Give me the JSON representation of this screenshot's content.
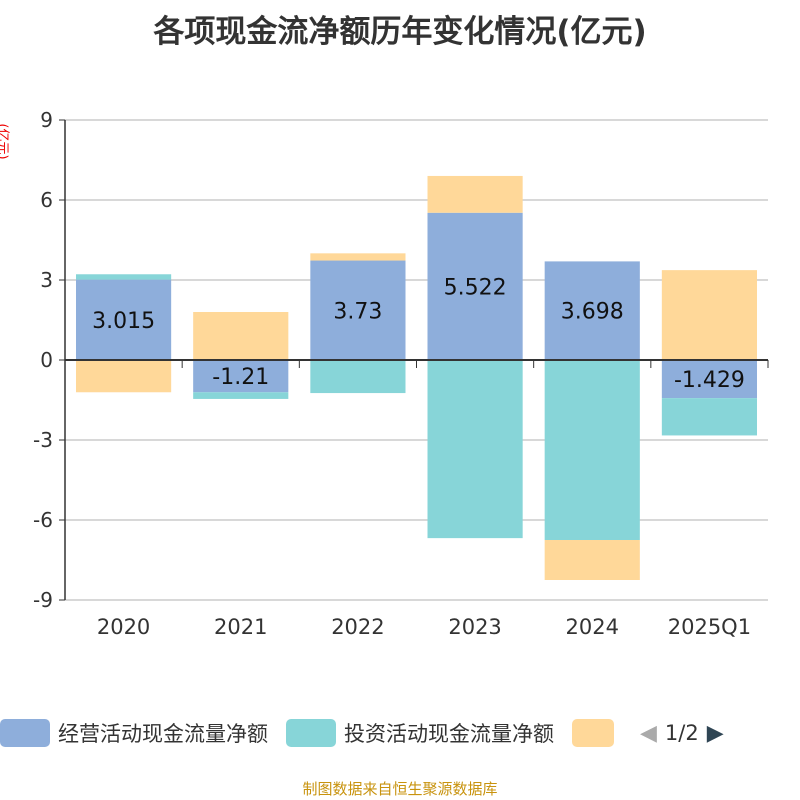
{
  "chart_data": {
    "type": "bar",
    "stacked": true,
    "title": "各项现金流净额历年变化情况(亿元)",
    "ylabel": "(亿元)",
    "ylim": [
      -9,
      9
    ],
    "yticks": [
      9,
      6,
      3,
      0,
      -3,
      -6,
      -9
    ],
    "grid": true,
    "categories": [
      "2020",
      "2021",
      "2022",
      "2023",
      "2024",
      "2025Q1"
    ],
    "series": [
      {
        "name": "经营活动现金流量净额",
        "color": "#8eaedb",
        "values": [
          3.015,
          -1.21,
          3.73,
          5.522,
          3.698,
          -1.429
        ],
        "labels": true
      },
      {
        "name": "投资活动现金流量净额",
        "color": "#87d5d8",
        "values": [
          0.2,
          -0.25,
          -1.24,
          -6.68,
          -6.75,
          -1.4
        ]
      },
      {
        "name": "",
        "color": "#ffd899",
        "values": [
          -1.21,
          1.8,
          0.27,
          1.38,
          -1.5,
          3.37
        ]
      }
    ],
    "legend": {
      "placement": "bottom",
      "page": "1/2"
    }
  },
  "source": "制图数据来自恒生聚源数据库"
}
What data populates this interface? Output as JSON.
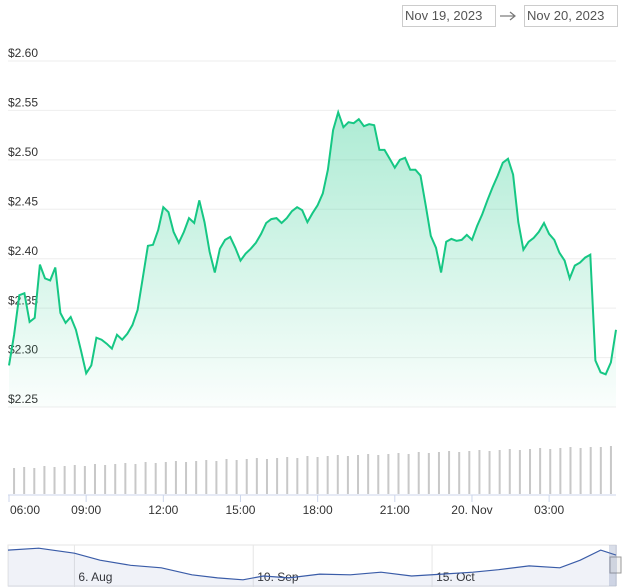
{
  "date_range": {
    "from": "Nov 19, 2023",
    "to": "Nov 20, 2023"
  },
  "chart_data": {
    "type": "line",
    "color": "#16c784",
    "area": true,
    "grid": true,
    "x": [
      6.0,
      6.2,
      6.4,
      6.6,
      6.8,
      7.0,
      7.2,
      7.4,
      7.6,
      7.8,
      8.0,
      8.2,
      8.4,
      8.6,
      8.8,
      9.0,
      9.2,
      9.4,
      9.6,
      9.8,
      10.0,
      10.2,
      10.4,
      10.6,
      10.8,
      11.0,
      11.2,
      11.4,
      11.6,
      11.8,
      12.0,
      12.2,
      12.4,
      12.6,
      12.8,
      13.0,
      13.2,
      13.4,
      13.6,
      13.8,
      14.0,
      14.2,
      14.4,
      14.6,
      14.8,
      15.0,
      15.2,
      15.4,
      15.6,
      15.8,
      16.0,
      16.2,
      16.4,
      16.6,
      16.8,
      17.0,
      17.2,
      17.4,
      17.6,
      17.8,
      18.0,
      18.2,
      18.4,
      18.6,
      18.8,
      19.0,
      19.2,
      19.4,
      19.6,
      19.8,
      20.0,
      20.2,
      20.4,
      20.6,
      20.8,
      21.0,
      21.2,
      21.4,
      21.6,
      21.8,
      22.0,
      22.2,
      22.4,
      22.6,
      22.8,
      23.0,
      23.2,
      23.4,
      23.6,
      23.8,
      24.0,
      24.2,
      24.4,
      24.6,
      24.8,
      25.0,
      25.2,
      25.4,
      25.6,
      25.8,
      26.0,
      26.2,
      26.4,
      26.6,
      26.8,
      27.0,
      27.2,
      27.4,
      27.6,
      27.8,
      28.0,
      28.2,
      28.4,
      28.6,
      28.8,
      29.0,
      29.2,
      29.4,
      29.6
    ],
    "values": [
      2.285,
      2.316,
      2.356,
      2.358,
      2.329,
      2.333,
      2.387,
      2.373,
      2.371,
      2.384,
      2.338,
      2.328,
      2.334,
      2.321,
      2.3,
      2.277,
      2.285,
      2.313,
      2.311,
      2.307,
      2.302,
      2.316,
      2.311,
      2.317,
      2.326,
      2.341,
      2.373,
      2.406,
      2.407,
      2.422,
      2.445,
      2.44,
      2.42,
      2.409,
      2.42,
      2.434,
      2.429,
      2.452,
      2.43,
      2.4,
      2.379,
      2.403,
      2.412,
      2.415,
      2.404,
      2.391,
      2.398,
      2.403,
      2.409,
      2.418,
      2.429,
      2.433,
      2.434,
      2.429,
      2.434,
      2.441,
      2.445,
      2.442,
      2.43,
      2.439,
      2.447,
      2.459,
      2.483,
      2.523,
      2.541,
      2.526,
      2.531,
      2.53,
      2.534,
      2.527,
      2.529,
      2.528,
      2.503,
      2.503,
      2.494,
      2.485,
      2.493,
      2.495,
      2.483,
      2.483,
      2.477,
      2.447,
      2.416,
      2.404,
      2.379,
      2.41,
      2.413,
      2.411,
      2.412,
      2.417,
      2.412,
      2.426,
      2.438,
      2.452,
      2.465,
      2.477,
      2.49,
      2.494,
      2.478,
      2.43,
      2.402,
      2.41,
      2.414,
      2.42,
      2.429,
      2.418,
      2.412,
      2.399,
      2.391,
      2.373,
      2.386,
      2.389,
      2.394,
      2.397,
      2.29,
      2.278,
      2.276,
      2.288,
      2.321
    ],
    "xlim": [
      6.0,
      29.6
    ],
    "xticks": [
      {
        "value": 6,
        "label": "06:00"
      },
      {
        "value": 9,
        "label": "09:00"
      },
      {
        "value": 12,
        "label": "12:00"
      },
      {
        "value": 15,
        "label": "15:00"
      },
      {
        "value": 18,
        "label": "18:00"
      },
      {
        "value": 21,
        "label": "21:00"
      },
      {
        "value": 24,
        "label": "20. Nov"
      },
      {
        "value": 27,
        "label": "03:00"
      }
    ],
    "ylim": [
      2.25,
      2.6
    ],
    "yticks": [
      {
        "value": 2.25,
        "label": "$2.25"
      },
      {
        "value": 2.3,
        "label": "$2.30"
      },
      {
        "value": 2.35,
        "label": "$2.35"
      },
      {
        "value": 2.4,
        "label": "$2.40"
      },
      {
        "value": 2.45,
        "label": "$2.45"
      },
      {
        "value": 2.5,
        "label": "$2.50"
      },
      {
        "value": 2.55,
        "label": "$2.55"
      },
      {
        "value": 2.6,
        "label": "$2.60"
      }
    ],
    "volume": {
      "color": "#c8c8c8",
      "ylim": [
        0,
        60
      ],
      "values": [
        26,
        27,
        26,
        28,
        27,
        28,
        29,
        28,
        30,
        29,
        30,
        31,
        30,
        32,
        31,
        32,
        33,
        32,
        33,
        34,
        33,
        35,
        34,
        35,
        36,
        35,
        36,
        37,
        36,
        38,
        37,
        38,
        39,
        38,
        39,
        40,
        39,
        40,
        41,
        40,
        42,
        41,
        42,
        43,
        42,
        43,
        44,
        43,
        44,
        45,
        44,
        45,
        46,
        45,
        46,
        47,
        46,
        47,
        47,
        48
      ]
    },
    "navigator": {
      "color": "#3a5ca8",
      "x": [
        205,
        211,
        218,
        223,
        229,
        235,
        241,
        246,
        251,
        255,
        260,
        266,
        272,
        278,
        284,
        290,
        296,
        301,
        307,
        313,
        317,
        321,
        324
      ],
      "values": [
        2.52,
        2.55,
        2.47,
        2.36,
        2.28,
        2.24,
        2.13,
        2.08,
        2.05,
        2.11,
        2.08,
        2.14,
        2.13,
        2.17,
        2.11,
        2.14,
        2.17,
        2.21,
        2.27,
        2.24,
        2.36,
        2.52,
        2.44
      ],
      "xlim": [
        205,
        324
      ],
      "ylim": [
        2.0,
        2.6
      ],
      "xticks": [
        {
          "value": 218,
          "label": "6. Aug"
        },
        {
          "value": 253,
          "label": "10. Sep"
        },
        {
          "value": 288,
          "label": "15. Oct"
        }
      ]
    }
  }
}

________________

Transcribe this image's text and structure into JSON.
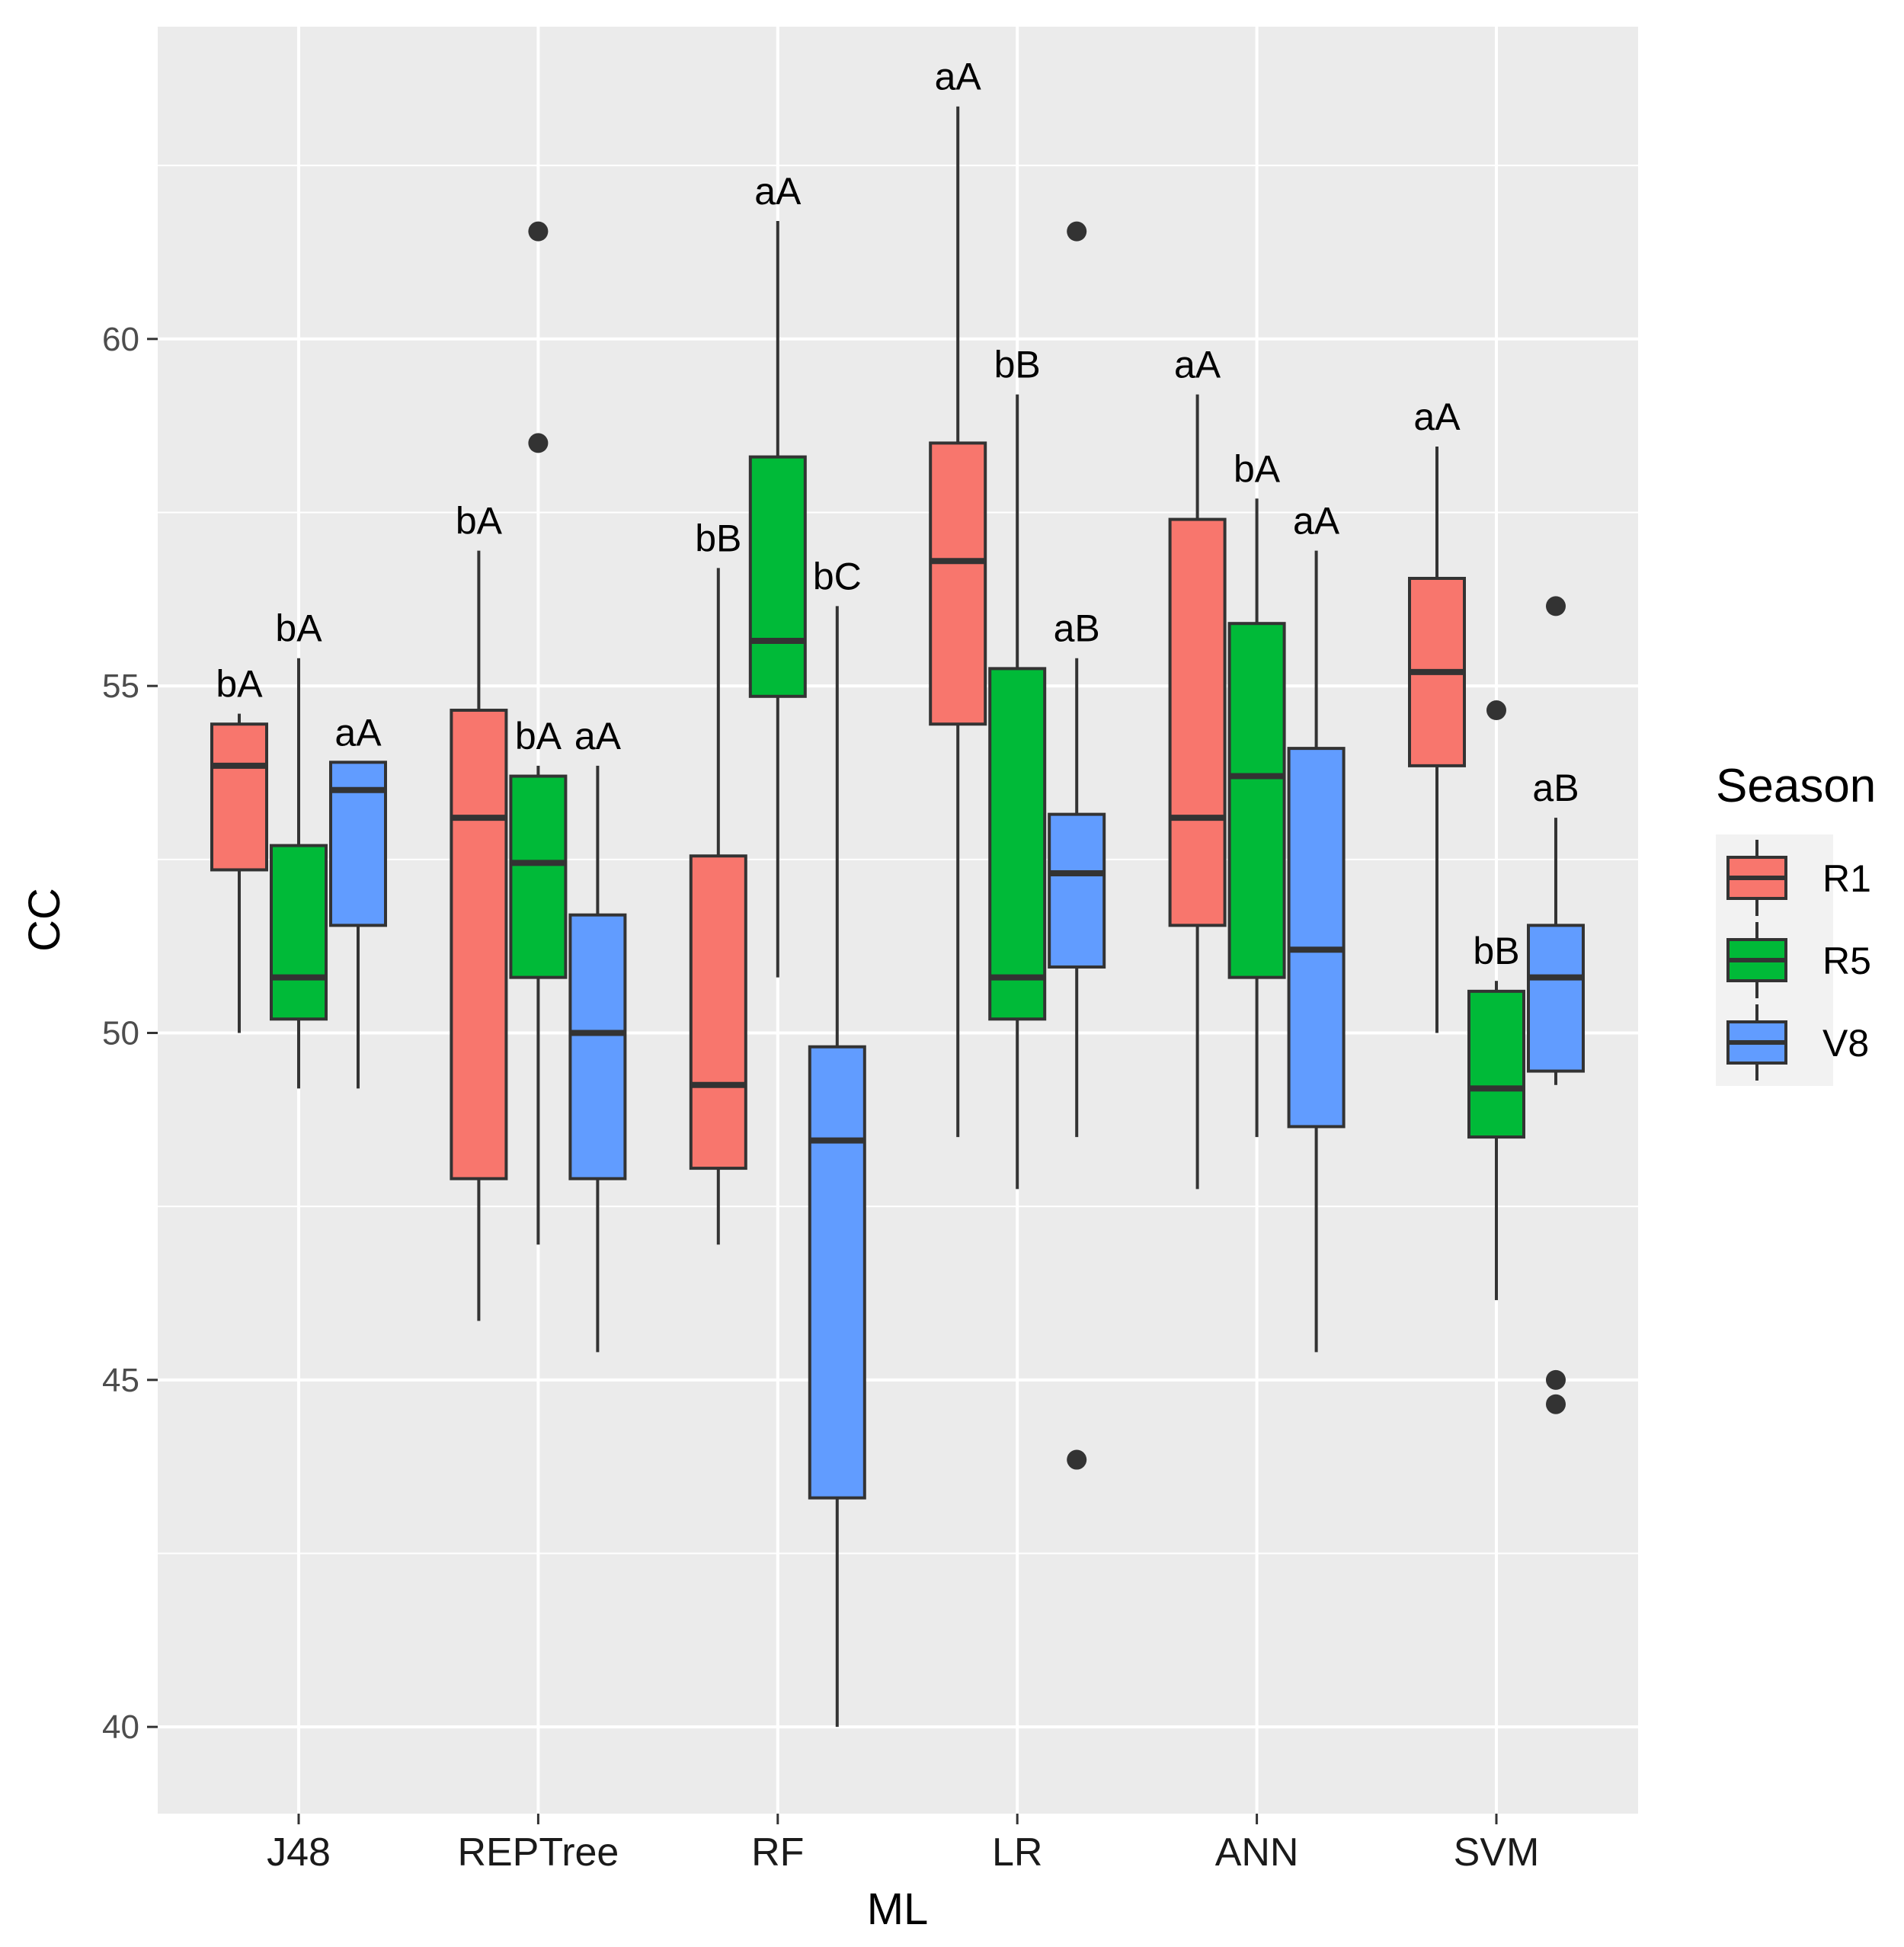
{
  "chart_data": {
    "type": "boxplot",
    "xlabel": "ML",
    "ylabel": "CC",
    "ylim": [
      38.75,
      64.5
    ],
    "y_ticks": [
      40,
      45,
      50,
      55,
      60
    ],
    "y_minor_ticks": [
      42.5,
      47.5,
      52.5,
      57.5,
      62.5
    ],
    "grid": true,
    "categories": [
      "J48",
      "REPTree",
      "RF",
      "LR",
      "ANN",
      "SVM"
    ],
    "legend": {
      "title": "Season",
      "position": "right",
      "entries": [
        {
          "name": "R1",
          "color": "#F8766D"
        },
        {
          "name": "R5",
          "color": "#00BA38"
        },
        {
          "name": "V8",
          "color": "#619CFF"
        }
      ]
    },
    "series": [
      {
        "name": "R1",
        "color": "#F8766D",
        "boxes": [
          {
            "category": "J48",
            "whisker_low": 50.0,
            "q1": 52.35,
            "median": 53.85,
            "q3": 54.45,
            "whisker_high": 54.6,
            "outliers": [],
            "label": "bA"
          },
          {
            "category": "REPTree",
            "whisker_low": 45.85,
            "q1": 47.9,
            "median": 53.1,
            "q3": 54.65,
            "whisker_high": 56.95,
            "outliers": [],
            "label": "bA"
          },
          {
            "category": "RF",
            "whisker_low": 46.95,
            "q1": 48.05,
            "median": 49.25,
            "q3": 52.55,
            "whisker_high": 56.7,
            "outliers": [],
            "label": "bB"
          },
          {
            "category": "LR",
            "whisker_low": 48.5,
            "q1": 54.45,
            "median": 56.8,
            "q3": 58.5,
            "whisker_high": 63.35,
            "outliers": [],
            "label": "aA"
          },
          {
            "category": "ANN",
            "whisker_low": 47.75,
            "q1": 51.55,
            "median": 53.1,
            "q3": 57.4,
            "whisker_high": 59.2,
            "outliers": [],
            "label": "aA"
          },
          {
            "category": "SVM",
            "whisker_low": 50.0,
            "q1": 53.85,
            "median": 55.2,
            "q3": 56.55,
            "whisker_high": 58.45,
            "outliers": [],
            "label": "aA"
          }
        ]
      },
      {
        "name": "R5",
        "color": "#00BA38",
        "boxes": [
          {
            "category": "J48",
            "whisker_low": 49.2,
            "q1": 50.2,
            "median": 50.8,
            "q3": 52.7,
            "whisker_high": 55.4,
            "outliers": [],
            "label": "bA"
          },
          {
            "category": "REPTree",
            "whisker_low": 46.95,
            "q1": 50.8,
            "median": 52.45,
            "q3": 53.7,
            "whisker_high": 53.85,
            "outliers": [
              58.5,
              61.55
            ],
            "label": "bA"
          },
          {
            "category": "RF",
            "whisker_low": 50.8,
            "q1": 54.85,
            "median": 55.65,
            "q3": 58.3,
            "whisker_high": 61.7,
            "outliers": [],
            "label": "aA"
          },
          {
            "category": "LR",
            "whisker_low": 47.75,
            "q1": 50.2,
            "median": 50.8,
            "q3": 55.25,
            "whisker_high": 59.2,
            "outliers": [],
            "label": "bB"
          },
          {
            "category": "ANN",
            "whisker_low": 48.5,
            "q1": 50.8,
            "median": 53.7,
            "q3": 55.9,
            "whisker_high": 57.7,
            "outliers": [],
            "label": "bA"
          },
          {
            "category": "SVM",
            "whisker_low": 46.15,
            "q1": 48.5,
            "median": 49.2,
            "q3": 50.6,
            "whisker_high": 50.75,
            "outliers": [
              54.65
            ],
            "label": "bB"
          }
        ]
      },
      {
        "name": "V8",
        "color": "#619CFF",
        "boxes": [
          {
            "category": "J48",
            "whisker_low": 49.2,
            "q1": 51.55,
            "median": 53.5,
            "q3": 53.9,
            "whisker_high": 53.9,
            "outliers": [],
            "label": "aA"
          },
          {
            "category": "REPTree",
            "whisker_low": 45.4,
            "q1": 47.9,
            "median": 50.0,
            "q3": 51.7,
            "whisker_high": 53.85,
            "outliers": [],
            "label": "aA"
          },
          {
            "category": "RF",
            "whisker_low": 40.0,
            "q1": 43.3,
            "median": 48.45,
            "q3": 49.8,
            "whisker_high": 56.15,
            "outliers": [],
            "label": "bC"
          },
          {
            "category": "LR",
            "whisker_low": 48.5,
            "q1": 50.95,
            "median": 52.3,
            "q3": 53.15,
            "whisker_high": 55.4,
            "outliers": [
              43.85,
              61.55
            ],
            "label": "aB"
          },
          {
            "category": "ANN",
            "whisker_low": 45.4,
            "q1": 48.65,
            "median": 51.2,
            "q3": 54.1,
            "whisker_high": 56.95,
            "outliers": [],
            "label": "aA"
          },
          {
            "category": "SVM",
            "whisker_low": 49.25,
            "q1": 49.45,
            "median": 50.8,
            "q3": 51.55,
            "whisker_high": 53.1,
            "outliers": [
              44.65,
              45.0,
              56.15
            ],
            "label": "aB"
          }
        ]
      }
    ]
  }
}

________________

# What you need to do:
Look for "this" and pull out every line that has it.

# Exercise answer:
Give me the JSON representation of this screenshot's content.
What data populates this interface? Output as JSON.
Transcribe this image's text and structure into JSON.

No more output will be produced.